#### What the task asks
Below are some records. Say how many of their lines include the string "name", giving only the number.
——
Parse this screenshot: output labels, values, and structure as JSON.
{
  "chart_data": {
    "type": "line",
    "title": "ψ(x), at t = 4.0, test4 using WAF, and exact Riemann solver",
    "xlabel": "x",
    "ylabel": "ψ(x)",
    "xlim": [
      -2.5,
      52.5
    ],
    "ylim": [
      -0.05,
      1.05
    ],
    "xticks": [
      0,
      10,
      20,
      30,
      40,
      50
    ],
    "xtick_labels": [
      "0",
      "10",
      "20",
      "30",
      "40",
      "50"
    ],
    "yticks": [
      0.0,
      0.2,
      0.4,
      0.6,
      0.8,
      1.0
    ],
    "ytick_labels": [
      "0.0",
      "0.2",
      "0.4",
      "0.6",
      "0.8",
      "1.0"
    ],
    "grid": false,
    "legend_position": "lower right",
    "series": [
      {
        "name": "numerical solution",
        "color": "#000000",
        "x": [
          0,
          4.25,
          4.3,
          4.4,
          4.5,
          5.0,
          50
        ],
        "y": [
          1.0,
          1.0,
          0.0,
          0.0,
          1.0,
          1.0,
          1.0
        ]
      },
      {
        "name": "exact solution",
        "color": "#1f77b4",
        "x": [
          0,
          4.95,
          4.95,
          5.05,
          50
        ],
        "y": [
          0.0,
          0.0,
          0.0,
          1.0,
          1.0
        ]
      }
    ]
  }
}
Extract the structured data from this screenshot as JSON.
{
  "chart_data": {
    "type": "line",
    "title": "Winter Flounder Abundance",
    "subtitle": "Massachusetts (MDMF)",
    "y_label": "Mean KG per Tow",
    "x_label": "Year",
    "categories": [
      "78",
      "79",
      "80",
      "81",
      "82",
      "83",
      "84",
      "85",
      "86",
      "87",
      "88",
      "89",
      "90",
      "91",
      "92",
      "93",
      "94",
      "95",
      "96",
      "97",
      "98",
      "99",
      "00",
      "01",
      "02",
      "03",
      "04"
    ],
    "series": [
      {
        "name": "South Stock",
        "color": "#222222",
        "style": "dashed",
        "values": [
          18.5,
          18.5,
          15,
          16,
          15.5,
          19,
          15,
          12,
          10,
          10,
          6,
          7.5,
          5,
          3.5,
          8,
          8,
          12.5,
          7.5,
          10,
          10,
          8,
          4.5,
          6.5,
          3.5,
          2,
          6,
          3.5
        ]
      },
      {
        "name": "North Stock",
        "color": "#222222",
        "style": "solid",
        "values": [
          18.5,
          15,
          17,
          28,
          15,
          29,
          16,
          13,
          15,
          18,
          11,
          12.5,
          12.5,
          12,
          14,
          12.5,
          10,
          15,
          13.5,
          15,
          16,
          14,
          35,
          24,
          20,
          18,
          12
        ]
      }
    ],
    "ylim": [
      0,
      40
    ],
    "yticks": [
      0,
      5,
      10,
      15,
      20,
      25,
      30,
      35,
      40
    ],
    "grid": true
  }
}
——
#### Solution
4